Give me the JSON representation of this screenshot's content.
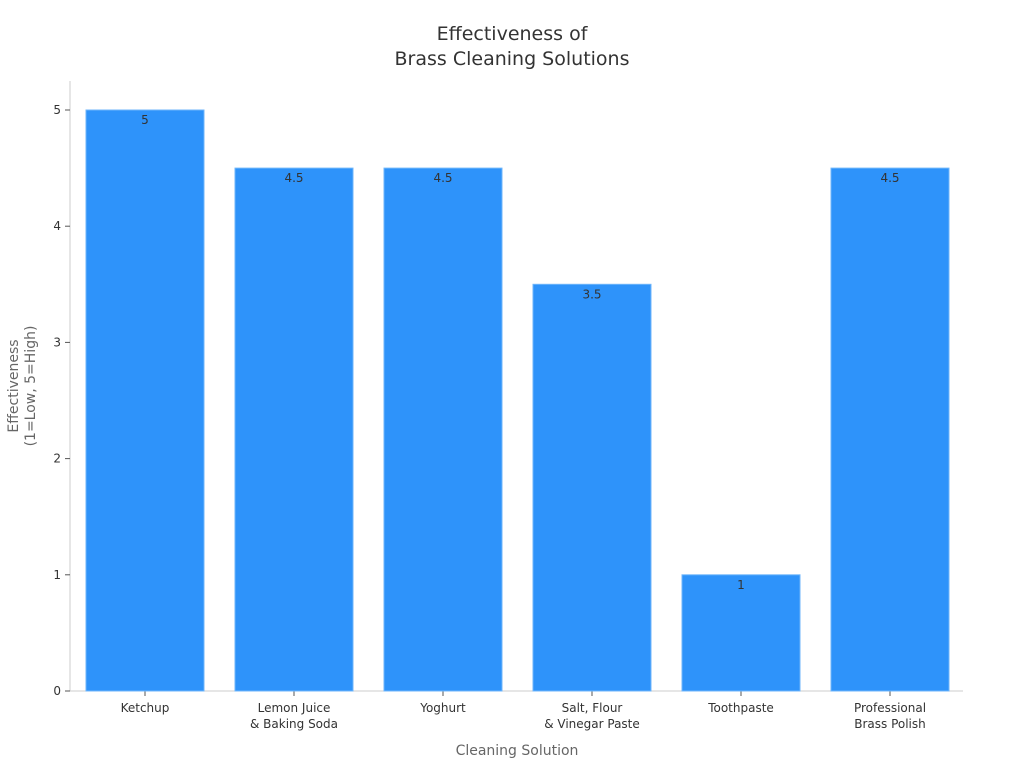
{
  "chart_data": {
    "type": "bar",
    "title": [
      "Effectiveness of",
      "Brass Cleaning Solutions"
    ],
    "xlabel": "Cleaning Solution",
    "ylabel": [
      "Effectiveness",
      "(1=Low, 5=High)"
    ],
    "categories": [
      [
        "Ketchup"
      ],
      [
        "Lemon Juice",
        "& Baking Soda"
      ],
      [
        "Yoghurt"
      ],
      [
        "Salt, Flour",
        "& Vinegar Paste"
      ],
      [
        "Toothpaste"
      ],
      [
        "Professional",
        "Brass Polish"
      ]
    ],
    "values": [
      5,
      4.5,
      4.5,
      3.5,
      1,
      4.5
    ],
    "data_labels": [
      "5",
      "4.5",
      "4.5",
      "3.5",
      "1",
      "4.5"
    ],
    "ylim": [
      0,
      5.25
    ],
    "yticks": [
      0,
      1,
      2,
      3,
      4,
      5
    ],
    "grid": false,
    "legend": "none",
    "colors": {
      "bar": "#2e93fa",
      "bar_edge": "#6fb6fb",
      "axis": "#cccccc",
      "text": "#333333",
      "label": "#666666"
    }
  }
}
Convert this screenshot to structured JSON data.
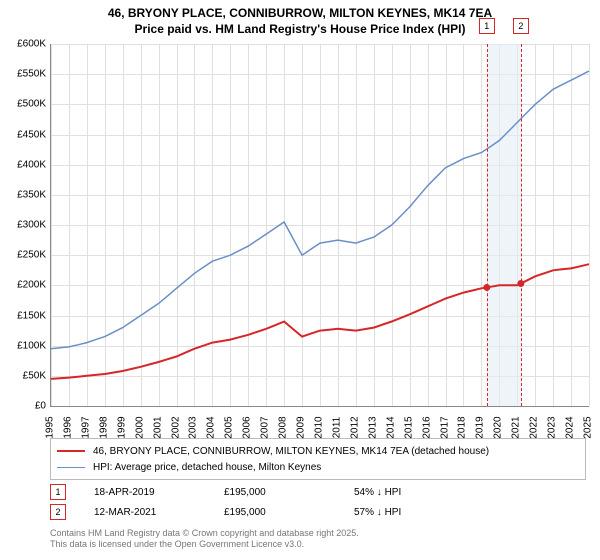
{
  "title_line1": "46, BRYONY PLACE, CONNIBURROW, MILTON KEYNES, MK14 7EA",
  "title_line2": "Price paid vs. HM Land Registry's House Price Index (HPI)",
  "chart": {
    "type": "line",
    "x_years": [
      1995,
      1996,
      1997,
      1998,
      1999,
      2000,
      2001,
      2002,
      2003,
      2004,
      2005,
      2006,
      2007,
      2008,
      2009,
      2010,
      2011,
      2012,
      2013,
      2014,
      2015,
      2016,
      2017,
      2018,
      2019,
      2020,
      2021,
      2022,
      2023,
      2024,
      2025
    ],
    "ylim": [
      0,
      600000
    ],
    "ytick_step": 50000,
    "yticks": [
      "£0",
      "£50K",
      "£100K",
      "£150K",
      "£200K",
      "£250K",
      "£300K",
      "£350K",
      "£400K",
      "£450K",
      "£500K",
      "£550K",
      "£600K"
    ],
    "background_color": "#ffffff",
    "grid_color": "#e0e0e0",
    "series": {
      "hpi": {
        "label": "HPI: Average price, detached house, Milton Keynes",
        "color": "#6a8fc7",
        "line_width": 1.5,
        "values": [
          95000,
          98000,
          105000,
          115000,
          130000,
          150000,
          170000,
          195000,
          220000,
          240000,
          250000,
          265000,
          285000,
          305000,
          250000,
          270000,
          275000,
          270000,
          280000,
          300000,
          330000,
          365000,
          395000,
          410000,
          420000,
          440000,
          470000,
          500000,
          525000,
          540000,
          555000
        ]
      },
      "property": {
        "label": "46, BRYONY PLACE, CONNIBURROW, MILTON KEYNES, MK14 7EA (detached house)",
        "color": "#d62728",
        "line_width": 2,
        "values": [
          45000,
          47000,
          50000,
          53000,
          58000,
          65000,
          73000,
          82000,
          95000,
          105000,
          110000,
          118000,
          128000,
          140000,
          115000,
          125000,
          128000,
          125000,
          130000,
          140000,
          152000,
          165000,
          178000,
          188000,
          195000,
          200000,
          200000,
          215000,
          225000,
          228000,
          235000
        ]
      }
    },
    "events": [
      {
        "idx": "1",
        "date": "18-APR-2019",
        "price": "£195,000",
        "vs_hpi": "54% ↓ HPI",
        "x_year": 2019.3
      },
      {
        "idx": "2",
        "date": "12-MAR-2021",
        "price": "£195,000",
        "vs_hpi": "57% ↓ HPI",
        "x_year": 2021.2
      }
    ],
    "event_band_color": "#e5ecf5",
    "event_line_color": "#d62728"
  },
  "footer_line1": "Contains HM Land Registry data © Crown copyright and database right 2025.",
  "footer_line2": "This data is licensed under the Open Government Licence v3.0."
}
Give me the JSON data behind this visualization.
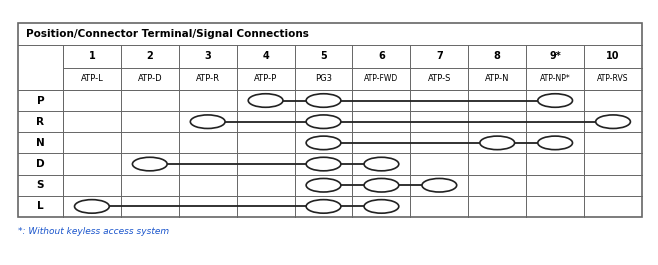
{
  "title": "Position/Connector Terminal/Signal Connections",
  "footnote": "*: Without keyless access system",
  "col_numbers": [
    "1",
    "2",
    "3",
    "4",
    "5",
    "6",
    "7",
    "8",
    "9*",
    "10"
  ],
  "col_signals": [
    "ATP-L",
    "ATP-D",
    "ATP-R",
    "ATP-P",
    "PG3",
    "ATP-FWD",
    "ATP-S",
    "ATP-N",
    "ATP-NP*",
    "ATP-RVS"
  ],
  "row_labels": [
    "P",
    "R",
    "N",
    "D",
    "S",
    "L"
  ],
  "connections": {
    "P": {
      "circles": [
        4,
        5,
        9
      ],
      "lines": [
        [
          4,
          9
        ]
      ]
    },
    "R": {
      "circles": [
        3,
        5,
        10
      ],
      "lines": [
        [
          3,
          5
        ],
        [
          5,
          10
        ]
      ]
    },
    "N": {
      "circles": [
        5,
        8,
        9
      ],
      "lines": [
        [
          5,
          9
        ]
      ]
    },
    "D": {
      "circles": [
        2,
        5,
        6
      ],
      "lines": [
        [
          2,
          6
        ]
      ]
    },
    "S": {
      "circles": [
        5,
        6,
        7
      ],
      "lines": [
        [
          5,
          7
        ]
      ]
    },
    "L": {
      "circles": [
        1,
        5,
        6
      ],
      "lines": [
        [
          1,
          6
        ]
      ]
    }
  },
  "border_color": "#666666",
  "grid_color": "#888888",
  "line_color": "#222222",
  "text_color": "#000000",
  "circle_facecolor": "white",
  "circle_edgecolor": "#222222",
  "footnote_color": "#1a55cc"
}
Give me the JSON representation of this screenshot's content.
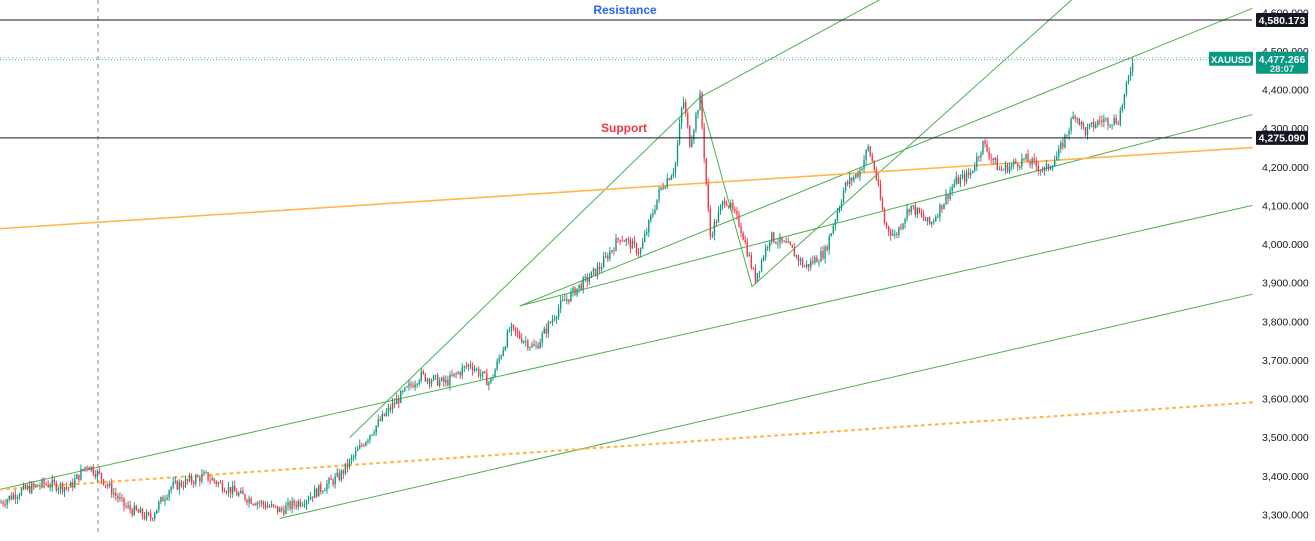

• _What is asked_
Reproduce all the records verbatim, excluding images.

• _Answer in full_
Give me the JSON representation of this screenshot's content.
{
  "chart_data": {
    "type": "bar",
    "title": [
      "Effectiveness of",
      "Brass Cleaning Solutions"
    ],
    "xlabel": "Cleaning Solution",
    "ylabel": [
      "Effectiveness",
      "(1=Low, 5=High)"
    ],
    "categories": [
      [
        "Ketchup"
      ],
      [
        "Lemon Juice",
        "& Baking Soda"
      ],
      [
        "Yoghurt"
      ],
      [
        "Salt, Flour",
        "& Vinegar Paste"
      ],
      [
        "Toothpaste"
      ],
      [
        "Professional",
        "Brass Polish"
      ]
    ],
    "values": [
      5,
      4.5,
      4.5,
      3.5,
      1,
      4.5
    ],
    "data_labels": [
      "5",
      "4.5",
      "4.5",
      "3.5",
      "1",
      "4.5"
    ],
    "ylim": [
      0,
      5.25
    ],
    "yticks": [
      0,
      1,
      2,
      3,
      4,
      5
    ],
    "grid": false,
    "legend": "none",
    "colors": {
      "bar": "#2e93fa",
      "bar_edge": "#6fb6fb",
      "axis": "#cccccc",
      "text": "#333333",
      "label": "#666666"
    }
  }
}
Convert this screenshot to structured JSON data.
{
  "title_line1": "46, BRYONY PLACE, CONNIBURROW, MILTON KEYNES, MK14 7EA",
  "title_line2": "Price paid vs. HM Land Registry's House Price Index (HPI)",
  "chart": {
    "type": "line",
    "x_years": [
      1995,
      1996,
      1997,
      1998,
      1999,
      2000,
      2001,
      2002,
      2003,
      2004,
      2005,
      2006,
      2007,
      2008,
      2009,
      2010,
      2011,
      2012,
      2013,
      2014,
      2015,
      2016,
      2017,
      2018,
      2019,
      2020,
      2021,
      2022,
      2023,
      2024,
      2025
    ],
    "ylim": [
      0,
      600000
    ],
    "ytick_step": 50000,
    "yticks": [
      "£0",
      "£50K",
      "£100K",
      "£150K",
      "£200K",
      "£250K",
      "£300K",
      "£350K",
      "£400K",
      "£450K",
      "£500K",
      "£550K",
      "£600K"
    ],
    "background_color": "#ffffff",
    "grid_color": "#e0e0e0",
    "series": {
      "hpi": {
        "label": "HPI: Average price, detached house, Milton Keynes",
        "color": "#6a8fc7",
        "line_width": 1.5,
        "values": [
          95000,
          98000,
          105000,
          115000,
          130000,
          150000,
          170000,
          195000,
          220000,
          240000,
          250000,
          265000,
          285000,
          305000,
          250000,
          270000,
          275000,
          270000,
          280000,
          300000,
          330000,
          365000,
          395000,
          410000,
          420000,
          440000,
          470000,
          500000,
          525000,
          540000,
          555000
        ]
      },
      "property": {
        "label": "46, BRYONY PLACE, CONNIBURROW, MILTON KEYNES, MK14 7EA (detached house)",
        "color": "#d62728",
        "line_width": 2,
        "values": [
          45000,
          47000,
          50000,
          53000,
          58000,
          65000,
          73000,
          82000,
          95000,
          105000,
          110000,
          118000,
          128000,
          140000,
          115000,
          125000,
          128000,
          125000,
          130000,
          140000,
          152000,
          165000,
          178000,
          188000,
          195000,
          200000,
          200000,
          215000,
          225000,
          228000,
          235000
        ]
      }
    },
    "events": [
      {
        "idx": "1",
        "date": "18-APR-2019",
        "price": "£195,000",
        "vs_hpi": "54% ↓ HPI",
        "x_year": 2019.3
      },
      {
        "idx": "2",
        "date": "12-MAR-2021",
        "price": "£195,000",
        "vs_hpi": "57% ↓ HPI",
        "x_year": 2021.2
      }
    ],
    "event_band_color": "#e5ecf5",
    "event_line_color": "#d62728"
  },
  "footer_line1": "Contains HM Land Registry data © Crown copyright and database right 2025.",
  "footer_line2": "This data is licensed under the Open Government Licence v3.0."
}
Give me the JSON data behind this visualization.
{
  "title": "Position/Connector Terminal/Signal Connections",
  "footnote": "*: Without keyless access system",
  "col_numbers": [
    "1",
    "2",
    "3",
    "4",
    "5",
    "6",
    "7",
    "8",
    "9*",
    "10"
  ],
  "col_signals": [
    "ATP-L",
    "ATP-D",
    "ATP-R",
    "ATP-P",
    "PG3",
    "ATP-FWD",
    "ATP-S",
    "ATP-N",
    "ATP-NP*",
    "ATP-RVS"
  ],
  "row_labels": [
    "P",
    "R",
    "N",
    "D",
    "S",
    "L"
  ],
  "connections": {
    "P": {
      "circles": [
        4,
        5,
        9
      ],
      "lines": [
        [
          4,
          9
        ]
      ]
    },
    "R": {
      "circles": [
        3,
        5,
        10
      ],
      "lines": [
        [
          3,
          5
        ],
        [
          5,
          10
        ]
      ]
    },
    "N": {
      "circles": [
        5,
        8,
        9
      ],
      "lines": [
        [
          5,
          9
        ]
      ]
    },
    "D": {
      "circles": [
        2,
        5,
        6
      ],
      "lines": [
        [
          2,
          6
        ]
      ]
    },
    "S": {
      "circles": [
        5,
        6,
        7
      ],
      "lines": [
        [
          5,
          7
        ]
      ]
    },
    "L": {
      "circles": [
        1,
        5,
        6
      ],
      "lines": [
        [
          1,
          6
        ]
      ]
    }
  },
  "border_color": "#666666",
  "grid_color": "#888888",
  "line_color": "#222222",
  "text_color": "#000000",
  "circle_facecolor": "white",
  "circle_edgecolor": "#222222",
  "footnote_color": "#1a55cc"
}
Give me the JSON representation of this screenshot's content.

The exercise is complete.